(Records from a collection of figures)
= = = = = = =
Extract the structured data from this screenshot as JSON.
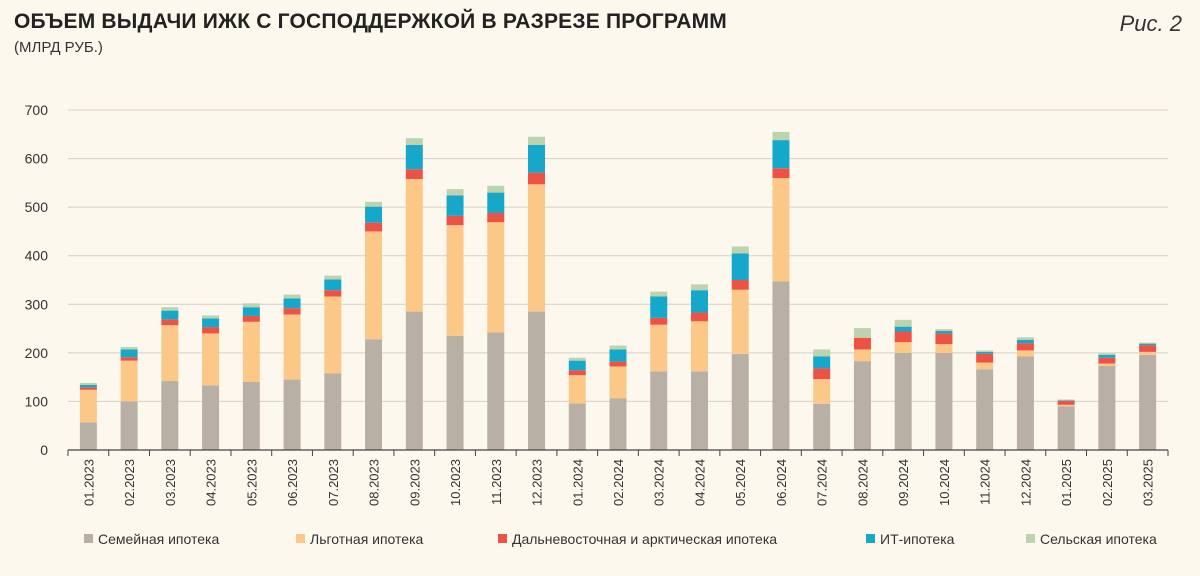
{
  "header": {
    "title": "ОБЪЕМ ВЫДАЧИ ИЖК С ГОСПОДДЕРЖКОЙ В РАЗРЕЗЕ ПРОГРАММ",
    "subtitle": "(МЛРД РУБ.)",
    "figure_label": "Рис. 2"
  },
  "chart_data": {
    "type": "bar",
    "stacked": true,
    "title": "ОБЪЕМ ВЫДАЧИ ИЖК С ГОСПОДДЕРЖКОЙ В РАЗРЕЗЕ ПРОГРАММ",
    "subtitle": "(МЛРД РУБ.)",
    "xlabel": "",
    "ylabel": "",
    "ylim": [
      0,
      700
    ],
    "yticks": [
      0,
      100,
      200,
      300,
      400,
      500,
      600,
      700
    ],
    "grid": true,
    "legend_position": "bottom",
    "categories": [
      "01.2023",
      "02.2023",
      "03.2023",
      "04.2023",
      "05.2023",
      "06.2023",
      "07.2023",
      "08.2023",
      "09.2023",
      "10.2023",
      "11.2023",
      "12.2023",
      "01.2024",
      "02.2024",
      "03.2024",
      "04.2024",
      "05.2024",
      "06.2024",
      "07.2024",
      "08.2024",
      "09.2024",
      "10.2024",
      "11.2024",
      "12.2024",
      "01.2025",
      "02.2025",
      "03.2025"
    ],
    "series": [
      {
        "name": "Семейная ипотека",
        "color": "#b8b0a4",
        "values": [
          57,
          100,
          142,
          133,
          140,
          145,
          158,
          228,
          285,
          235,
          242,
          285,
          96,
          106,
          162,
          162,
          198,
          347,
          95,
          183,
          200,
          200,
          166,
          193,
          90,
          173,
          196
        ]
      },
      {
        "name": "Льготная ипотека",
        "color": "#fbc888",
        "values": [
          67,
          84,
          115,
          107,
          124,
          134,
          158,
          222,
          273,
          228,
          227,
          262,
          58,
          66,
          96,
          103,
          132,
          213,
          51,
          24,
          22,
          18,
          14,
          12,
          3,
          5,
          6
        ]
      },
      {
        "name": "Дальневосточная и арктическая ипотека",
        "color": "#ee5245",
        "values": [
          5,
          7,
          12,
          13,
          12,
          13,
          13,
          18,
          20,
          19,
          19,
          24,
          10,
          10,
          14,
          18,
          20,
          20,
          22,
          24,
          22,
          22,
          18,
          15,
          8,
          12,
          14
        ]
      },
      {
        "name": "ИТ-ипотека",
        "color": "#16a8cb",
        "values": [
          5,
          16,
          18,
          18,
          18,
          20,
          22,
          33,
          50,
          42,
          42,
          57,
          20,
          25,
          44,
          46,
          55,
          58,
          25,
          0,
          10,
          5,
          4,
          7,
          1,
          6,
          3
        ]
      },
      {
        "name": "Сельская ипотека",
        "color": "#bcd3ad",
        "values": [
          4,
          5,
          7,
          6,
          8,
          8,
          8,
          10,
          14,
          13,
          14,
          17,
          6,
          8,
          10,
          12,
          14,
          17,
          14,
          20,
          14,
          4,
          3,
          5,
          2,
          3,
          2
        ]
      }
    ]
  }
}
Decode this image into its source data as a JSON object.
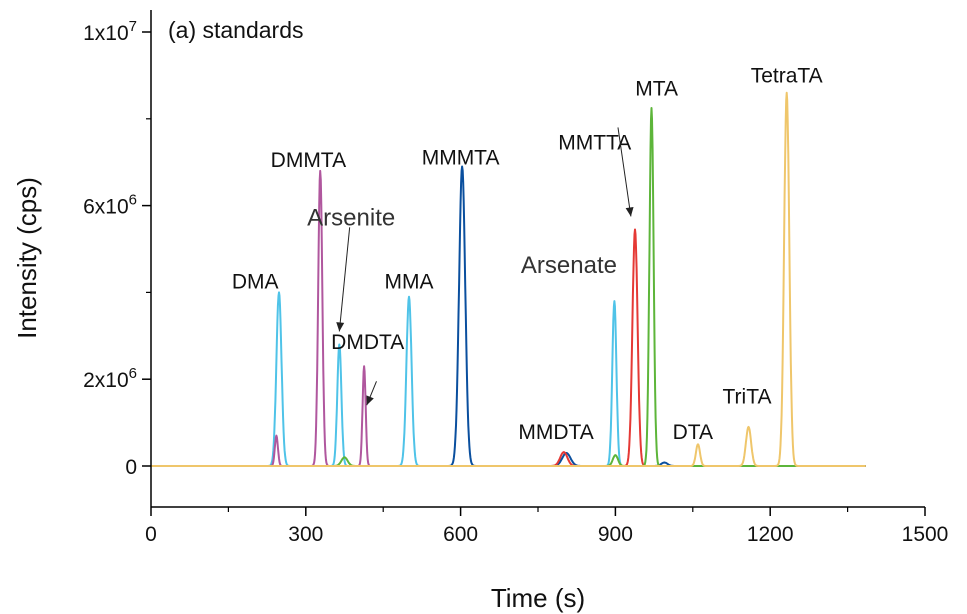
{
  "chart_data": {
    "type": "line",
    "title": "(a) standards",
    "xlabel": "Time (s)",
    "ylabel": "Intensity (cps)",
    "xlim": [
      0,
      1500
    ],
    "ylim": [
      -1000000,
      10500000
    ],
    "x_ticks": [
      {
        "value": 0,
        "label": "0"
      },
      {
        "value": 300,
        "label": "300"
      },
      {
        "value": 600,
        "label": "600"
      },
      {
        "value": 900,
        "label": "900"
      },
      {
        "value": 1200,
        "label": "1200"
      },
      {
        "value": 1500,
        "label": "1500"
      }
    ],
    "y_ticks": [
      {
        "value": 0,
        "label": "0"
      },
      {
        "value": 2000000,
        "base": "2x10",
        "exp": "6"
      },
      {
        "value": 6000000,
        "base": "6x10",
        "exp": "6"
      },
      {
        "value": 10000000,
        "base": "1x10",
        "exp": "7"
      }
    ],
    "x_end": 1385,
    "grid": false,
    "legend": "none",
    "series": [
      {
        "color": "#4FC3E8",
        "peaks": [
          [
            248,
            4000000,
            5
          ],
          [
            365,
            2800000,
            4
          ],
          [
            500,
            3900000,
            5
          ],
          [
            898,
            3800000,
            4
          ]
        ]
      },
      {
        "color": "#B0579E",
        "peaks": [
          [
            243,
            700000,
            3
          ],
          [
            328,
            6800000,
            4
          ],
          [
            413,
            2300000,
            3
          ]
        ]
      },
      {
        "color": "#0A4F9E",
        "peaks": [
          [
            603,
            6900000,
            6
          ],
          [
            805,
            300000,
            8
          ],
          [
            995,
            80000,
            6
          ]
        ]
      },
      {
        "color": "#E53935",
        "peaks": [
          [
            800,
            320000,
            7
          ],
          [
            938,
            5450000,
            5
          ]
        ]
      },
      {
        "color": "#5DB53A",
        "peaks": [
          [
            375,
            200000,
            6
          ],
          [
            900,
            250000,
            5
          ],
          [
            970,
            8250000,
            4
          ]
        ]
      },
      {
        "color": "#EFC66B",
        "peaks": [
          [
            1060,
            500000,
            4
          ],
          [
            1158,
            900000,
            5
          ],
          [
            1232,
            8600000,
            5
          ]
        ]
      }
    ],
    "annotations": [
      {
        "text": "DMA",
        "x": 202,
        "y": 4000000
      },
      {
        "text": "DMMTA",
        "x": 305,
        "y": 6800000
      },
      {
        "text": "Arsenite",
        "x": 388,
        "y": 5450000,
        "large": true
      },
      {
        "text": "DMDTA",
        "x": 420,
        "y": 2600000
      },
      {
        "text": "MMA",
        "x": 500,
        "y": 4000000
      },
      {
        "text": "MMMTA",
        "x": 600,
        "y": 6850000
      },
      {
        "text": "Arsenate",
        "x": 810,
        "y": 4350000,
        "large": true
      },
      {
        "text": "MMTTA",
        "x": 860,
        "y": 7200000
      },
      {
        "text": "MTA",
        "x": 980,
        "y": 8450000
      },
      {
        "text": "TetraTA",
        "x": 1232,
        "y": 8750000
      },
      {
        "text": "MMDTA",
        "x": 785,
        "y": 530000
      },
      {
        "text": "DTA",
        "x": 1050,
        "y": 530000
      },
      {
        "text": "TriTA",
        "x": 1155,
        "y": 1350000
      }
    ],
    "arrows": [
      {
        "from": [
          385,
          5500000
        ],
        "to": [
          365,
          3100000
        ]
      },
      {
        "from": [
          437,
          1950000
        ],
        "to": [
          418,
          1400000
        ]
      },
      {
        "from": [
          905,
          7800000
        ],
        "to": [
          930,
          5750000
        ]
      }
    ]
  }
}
= = = = = = =
# What needs to be done
List the lines of the material in which the word "JSON" occurs.

# Result
Extract the structured data from this screenshot as JSON.
Decode this image into its source data as a JSON object.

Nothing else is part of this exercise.